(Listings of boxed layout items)

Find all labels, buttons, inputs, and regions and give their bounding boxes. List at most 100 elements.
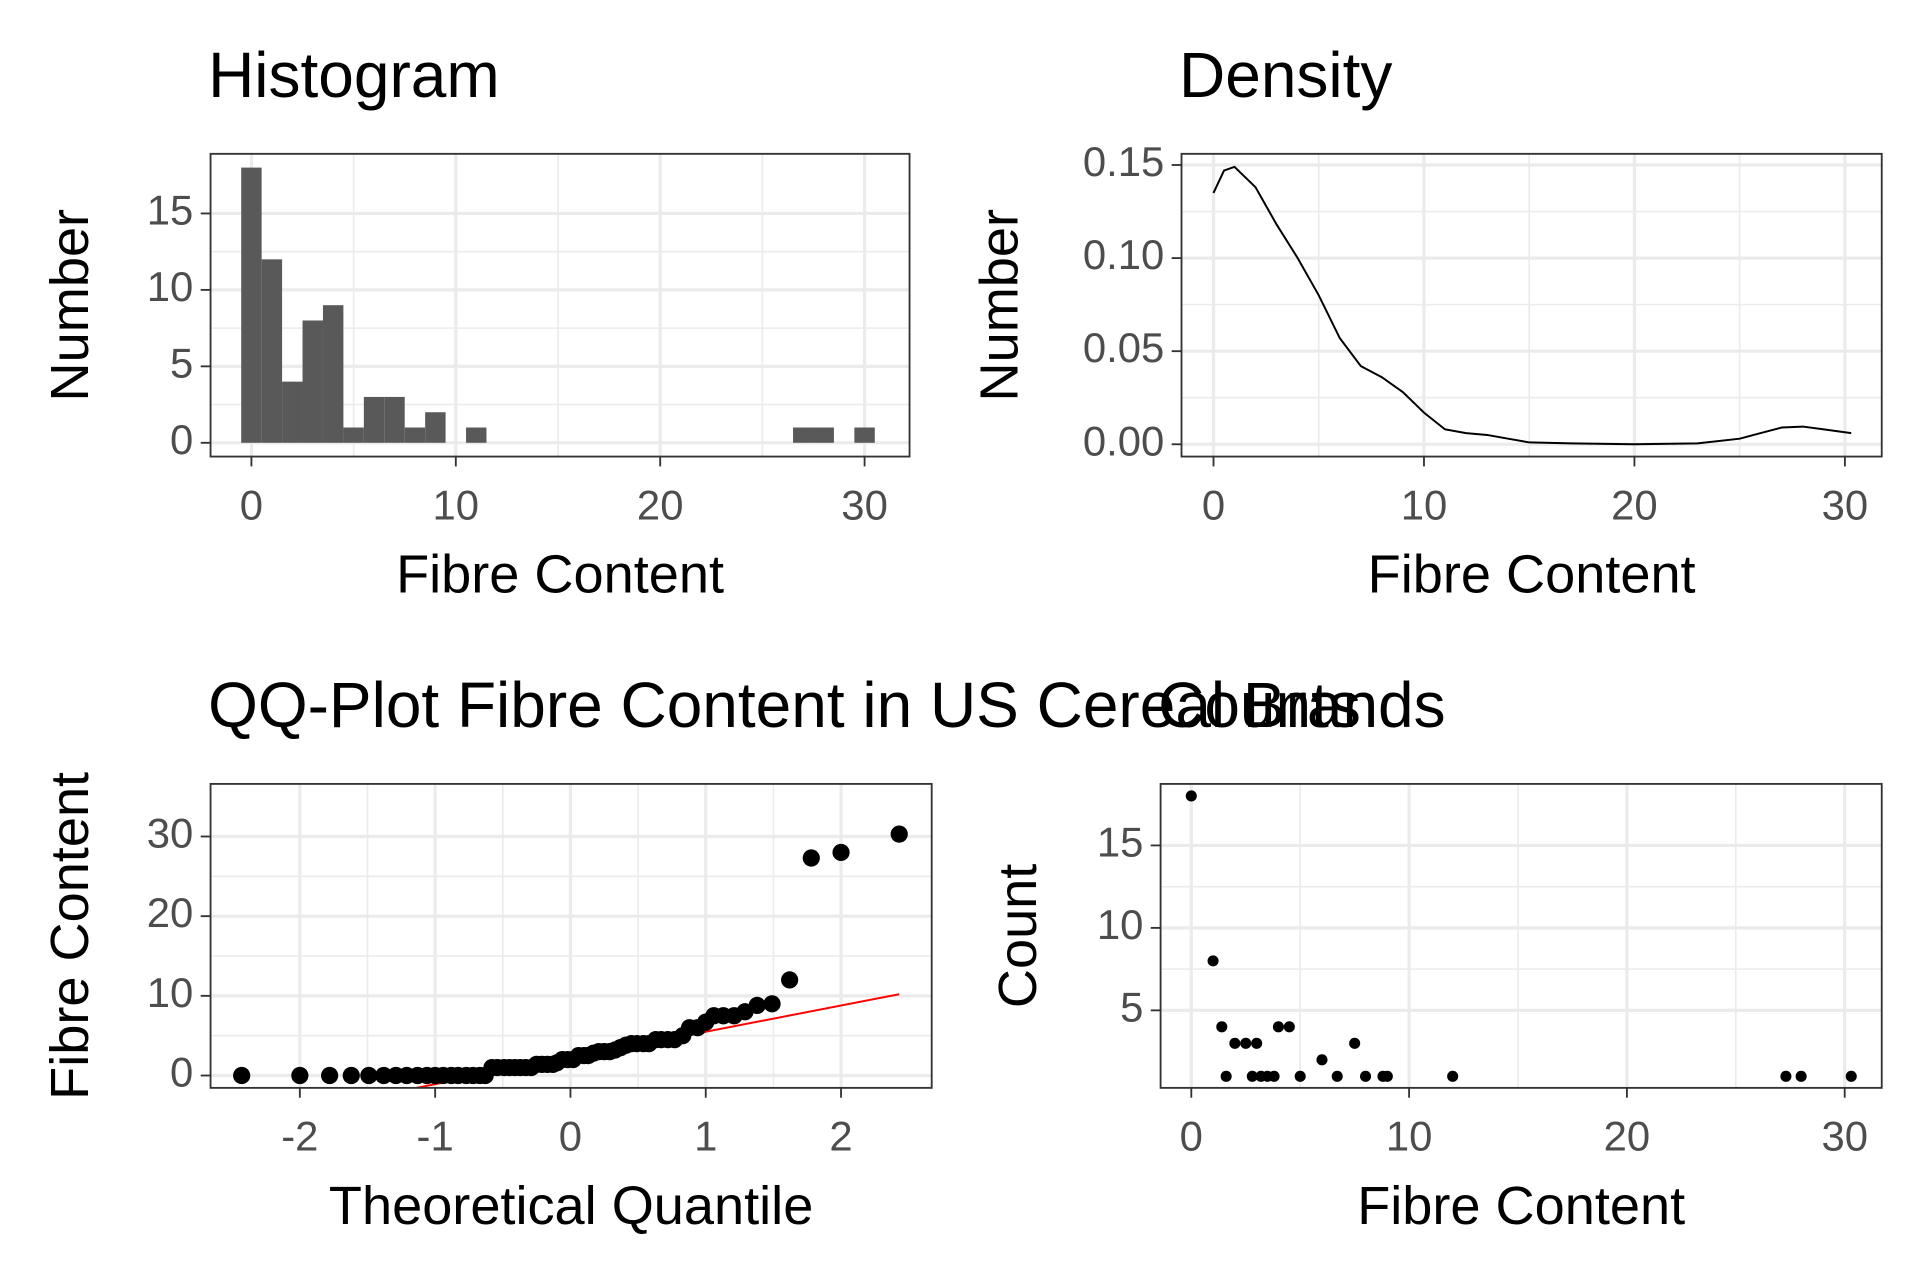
y-tick-label: 0 bbox=[170, 416, 193, 463]
point bbox=[763, 995, 781, 1013]
panel-border bbox=[209, 782, 933, 1089]
bar bbox=[854, 427, 875, 443]
bar bbox=[322, 305, 344, 443]
panel-1: Density Fibre Content Number 0 10 20 30 0.00 0.0… bbox=[969, 39, 1883, 605]
y-tick-label: 0.10 bbox=[1083, 231, 1164, 278]
y-tick-label: 15 bbox=[147, 187, 194, 234]
y-tick-label: 15 bbox=[1097, 818, 1144, 865]
x-axis-title: Fibre Content bbox=[1357, 1176, 1685, 1236]
x-tick-label: 0 bbox=[1202, 481, 1225, 528]
bar bbox=[261, 259, 283, 443]
bar bbox=[404, 427, 426, 443]
point bbox=[1220, 1070, 1232, 1082]
point bbox=[1246, 1070, 1258, 1082]
bar bbox=[425, 412, 446, 443]
point bbox=[1229, 1037, 1241, 1049]
data bbox=[241, 167, 875, 443]
point bbox=[1207, 955, 1219, 967]
x-tick-label: 0 bbox=[559, 1113, 582, 1160]
point bbox=[748, 996, 766, 1015]
y-axis-title: Number bbox=[40, 209, 100, 402]
point bbox=[375, 1066, 393, 1085]
point bbox=[832, 843, 850, 862]
point bbox=[802, 849, 820, 867]
x-tick-label: 20 bbox=[1611, 481, 1658, 528]
x-tick-label: 0 bbox=[240, 481, 263, 528]
x-tick-label: 10 bbox=[1386, 1113, 1433, 1160]
panel-border bbox=[1159, 782, 1883, 1089]
chart-title: QQ-Plot Fibre Content in US Cereal Brand… bbox=[208, 669, 1446, 741]
bar bbox=[302, 320, 323, 443]
point bbox=[291, 1066, 309, 1085]
point bbox=[1316, 1054, 1328, 1066]
point bbox=[1216, 1021, 1228, 1033]
y-axis-title: Number bbox=[969, 209, 1029, 402]
bar bbox=[466, 427, 487, 443]
panel-0: Histogram Fibre Content Number 0 10 20 30 0 5 10 1… bbox=[40, 39, 911, 605]
x-tick-label: 10 bbox=[1401, 481, 1448, 528]
panel-border bbox=[1180, 152, 1883, 458]
x-tick-label: 30 bbox=[1822, 481, 1869, 528]
bar bbox=[813, 427, 834, 443]
density-line bbox=[1212, 165, 1852, 446]
chart-title: Histogram bbox=[208, 39, 500, 111]
point bbox=[1447, 1070, 1459, 1082]
y-tick-label: 0.05 bbox=[1083, 324, 1164, 371]
point bbox=[1331, 1070, 1343, 1082]
bar bbox=[241, 167, 262, 443]
panel-2: QQ-Plot Fibre Content in US Cereal Brand… bbox=[40, 669, 1445, 1236]
x-axis-title: Theoretical Quantile bbox=[329, 1176, 813, 1236]
y-tick-label: 10 bbox=[147, 969, 194, 1016]
point bbox=[1349, 1037, 1361, 1049]
point bbox=[1795, 1070, 1807, 1082]
y-tick-label: 10 bbox=[1097, 901, 1144, 948]
point bbox=[1780, 1070, 1792, 1082]
point bbox=[342, 1066, 360, 1085]
x-tick-label: 30 bbox=[841, 481, 888, 528]
point bbox=[1272, 1021, 1284, 1033]
chart-title: Counts bbox=[1158, 669, 1361, 741]
y-tick-label: 0.15 bbox=[1083, 138, 1164, 185]
x-axis-title: Fibre Content bbox=[396, 545, 724, 605]
point bbox=[1360, 1070, 1372, 1082]
x-tick-label: 1 bbox=[694, 1113, 717, 1160]
point bbox=[1268, 1070, 1280, 1082]
bar bbox=[384, 396, 405, 443]
point bbox=[890, 825, 908, 843]
point bbox=[1185, 790, 1197, 802]
point bbox=[233, 1066, 251, 1085]
y-tick-label: 20 bbox=[147, 889, 194, 936]
bar bbox=[282, 381, 303, 443]
x-tick-label: 30 bbox=[1821, 1113, 1868, 1160]
point bbox=[1381, 1070, 1393, 1082]
point bbox=[1294, 1070, 1306, 1082]
y-axis-title: Count bbox=[988, 864, 1048, 1008]
chart-title: Density bbox=[1179, 39, 1392, 111]
x-axis-title: Fibre Content bbox=[1368, 545, 1696, 605]
point bbox=[1845, 1070, 1857, 1082]
bar bbox=[343, 427, 364, 443]
y-tick-label: 5 bbox=[1120, 983, 1143, 1030]
y-axis-title: Fibre Content bbox=[40, 772, 100, 1100]
point bbox=[1251, 1037, 1263, 1049]
x-tick-label: 20 bbox=[637, 481, 684, 528]
point bbox=[781, 971, 799, 989]
panel-3: Counts Fibre Content Count 0 10 20 30 5 10 15 bbox=[988, 669, 1883, 1236]
x-tick-label: -1 bbox=[417, 1113, 454, 1160]
x-tick-label: -2 bbox=[281, 1113, 318, 1160]
panel-border bbox=[209, 152, 911, 458]
y-tick-label: 10 bbox=[147, 263, 194, 310]
grid bbox=[210, 783, 932, 1088]
y-tick-label: 5 bbox=[170, 339, 193, 386]
y-tick-label: 0.00 bbox=[1083, 417, 1164, 464]
bar bbox=[793, 427, 814, 443]
point bbox=[360, 1066, 378, 1085]
point bbox=[1240, 1037, 1252, 1049]
point bbox=[321, 1066, 339, 1085]
y-tick-label: 30 bbox=[147, 810, 194, 857]
y-tick-label: 0 bbox=[170, 1049, 193, 1096]
data bbox=[1212, 165, 1852, 446]
point bbox=[1283, 1021, 1295, 1033]
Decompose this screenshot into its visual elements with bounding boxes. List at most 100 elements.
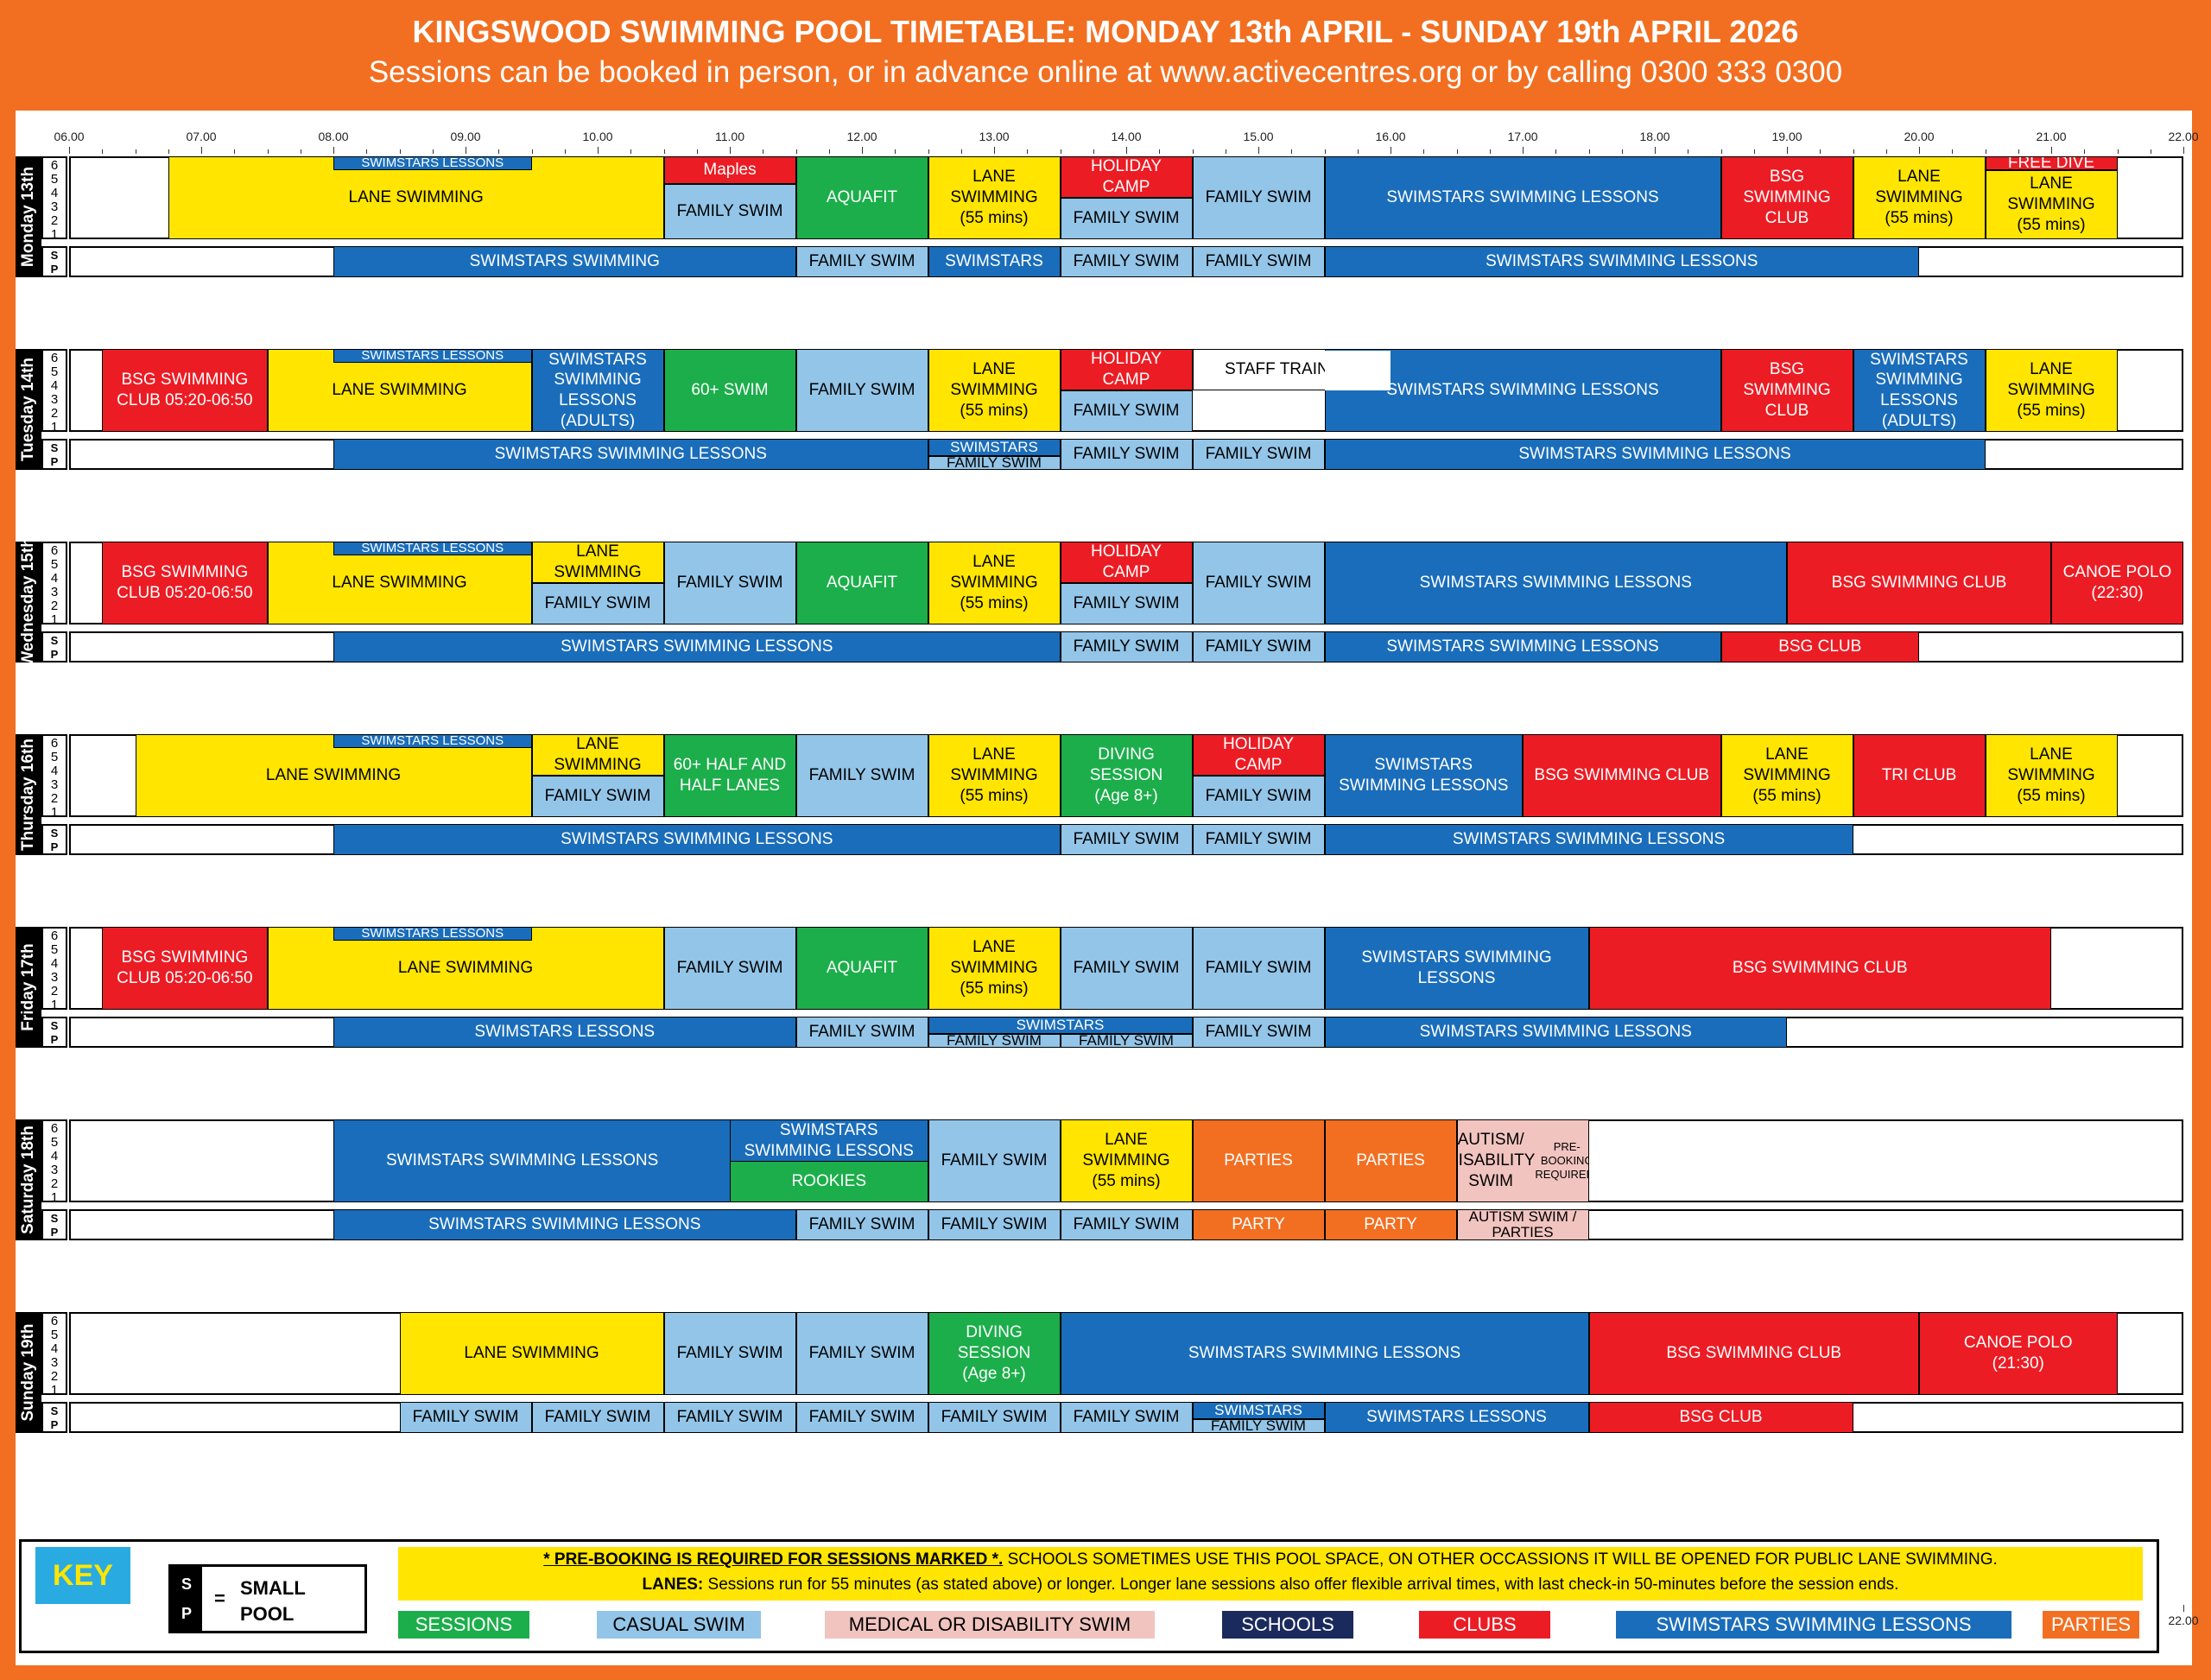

■ **TASK PROMPT**
Quote every line of the data above verbatim, omitting the pictures from your answer.

■ **RESPONSE TO THE EXERCISE**
Find all labels, buttons, inputs, and regions and give their bounding boxes. List at most 100 elements.
y-tick-label: 0 bbox=[170, 416, 193, 463]
point bbox=[763, 995, 781, 1013]
panel-border bbox=[209, 782, 933, 1089]
bar bbox=[854, 427, 875, 443]
bar bbox=[322, 305, 344, 443]
panel-1: Density Fibre Content Number 0 10 20 30 0.00 0.0… bbox=[969, 39, 1883, 605]
y-tick-label: 0.10 bbox=[1083, 231, 1164, 278]
y-tick-label: 15 bbox=[147, 187, 194, 234]
y-tick-label: 15 bbox=[1097, 818, 1144, 865]
x-axis-title: Fibre Content bbox=[1357, 1176, 1685, 1236]
x-tick-label: 0 bbox=[1202, 481, 1225, 528]
bar bbox=[261, 259, 283, 443]
bar bbox=[404, 427, 426, 443]
point bbox=[1220, 1070, 1232, 1082]
point bbox=[1246, 1070, 1258, 1082]
bar bbox=[425, 412, 446, 443]
point bbox=[1229, 1037, 1241, 1049]
data bbox=[241, 167, 875, 443]
point bbox=[1207, 955, 1219, 967]
x-tick-label: 0 bbox=[559, 1113, 582, 1160]
point bbox=[748, 996, 766, 1015]
y-axis-title: Number bbox=[40, 209, 100, 402]
point bbox=[375, 1066, 393, 1085]
point bbox=[832, 843, 850, 862]
point bbox=[802, 849, 820, 867]
x-tick-label: 20 bbox=[1611, 481, 1658, 528]
x-tick-label: 0 bbox=[240, 481, 263, 528]
x-tick-label: 10 bbox=[1386, 1113, 1433, 1160]
panel-border bbox=[1159, 782, 1883, 1089]
chart-title: QQ-Plot Fibre Content in US Cereal Brand… bbox=[208, 669, 1446, 741]
bar bbox=[302, 320, 323, 443]
point bbox=[291, 1066, 309, 1085]
point bbox=[1316, 1054, 1328, 1066]
point bbox=[1216, 1021, 1228, 1033]
y-axis-title: Number bbox=[969, 209, 1029, 402]
bar bbox=[466, 427, 487, 443]
panel-0: Histogram Fibre Content Number 0 10 20 30 0 5 10 1… bbox=[40, 39, 911, 605]
x-tick-label: 10 bbox=[1401, 481, 1448, 528]
panel-border bbox=[1180, 152, 1883, 458]
x-tick-label: 30 bbox=[1822, 481, 1869, 528]
bar bbox=[813, 427, 834, 443]
density-line bbox=[1212, 165, 1852, 446]
chart-title: Histogram bbox=[208, 39, 500, 111]
point bbox=[1447, 1070, 1459, 1082]
y-tick-label: 0.05 bbox=[1083, 324, 1164, 371]
point bbox=[1331, 1070, 1343, 1082]
bar bbox=[241, 167, 262, 443]
panel-2: QQ-Plot Fibre Content in US Cereal Brand… bbox=[40, 669, 1445, 1236]
x-axis-title: Theoretical Quantile bbox=[329, 1176, 813, 1236]
y-tick-label: 10 bbox=[147, 969, 194, 1016]
point bbox=[1349, 1037, 1361, 1049]
point bbox=[1795, 1070, 1807, 1082]
y-tick-label: 10 bbox=[1097, 901, 1144, 948]
point bbox=[1780, 1070, 1792, 1082]
point bbox=[342, 1066, 360, 1085]
x-tick-label: 30 bbox=[841, 481, 888, 528]
point bbox=[1272, 1021, 1284, 1033]
chart-title: Counts bbox=[1158, 669, 1361, 741]
y-tick-label: 0.15 bbox=[1083, 138, 1164, 185]
x-axis-title: Fibre Content bbox=[396, 545, 724, 605]
point bbox=[1360, 1070, 1372, 1082]
x-tick-label: 1 bbox=[694, 1113, 717, 1160]
point bbox=[1268, 1070, 1280, 1082]
bar bbox=[384, 396, 405, 443]
point bbox=[890, 825, 908, 843]
point bbox=[1185, 790, 1197, 802]
point bbox=[233, 1066, 251, 1085]
y-tick-label: 20 bbox=[147, 889, 194, 936]
bar bbox=[282, 381, 303, 443]
x-tick-label: 30 bbox=[1821, 1113, 1868, 1160]
point bbox=[1381, 1070, 1393, 1082]
point bbox=[1294, 1070, 1306, 1082]
y-axis-title: Count bbox=[988, 864, 1048, 1008]
chart-title: Density bbox=[1179, 39, 1392, 111]
x-axis-title: Fibre Content bbox=[1368, 545, 1696, 605]
point bbox=[1845, 1070, 1857, 1082]
bar bbox=[343, 427, 364, 443]
y-tick-label: 5 bbox=[1120, 983, 1143, 1030]
y-axis-title: Fibre Content bbox=[40, 772, 100, 1100]
point bbox=[1251, 1037, 1263, 1049]
x-tick-label: 20 bbox=[637, 481, 684, 528]
point bbox=[781, 971, 799, 989]
panel-3: Counts Fibre Content Count 0 10 20 30 5 10 15 bbox=[988, 669, 1883, 1236]
x-tick-label: -1 bbox=[417, 1113, 454, 1160]
x-tick-label: -2 bbox=[281, 1113, 318, 1160]
panel-border bbox=[209, 152, 911, 458]
y-tick-label: 10 bbox=[147, 263, 194, 310]
grid bbox=[210, 783, 932, 1088]
y-tick-label: 5 bbox=[170, 339, 193, 386]
y-tick-label: 0.00 bbox=[1083, 417, 1164, 464]
bar bbox=[793, 427, 814, 443]
point bbox=[360, 1066, 378, 1085]
point bbox=[1240, 1037, 1252, 1049]
point bbox=[321, 1066, 339, 1085]
y-tick-label: 30 bbox=[147, 810, 194, 857]
y-tick-label: 0 bbox=[170, 1049, 193, 1096]
data bbox=[1212, 165, 1852, 446]
point bbox=[1283, 1021, 1295, 1033]
Decompose this screenshot into its visual elements with bounding boxes. List at most 100 elements.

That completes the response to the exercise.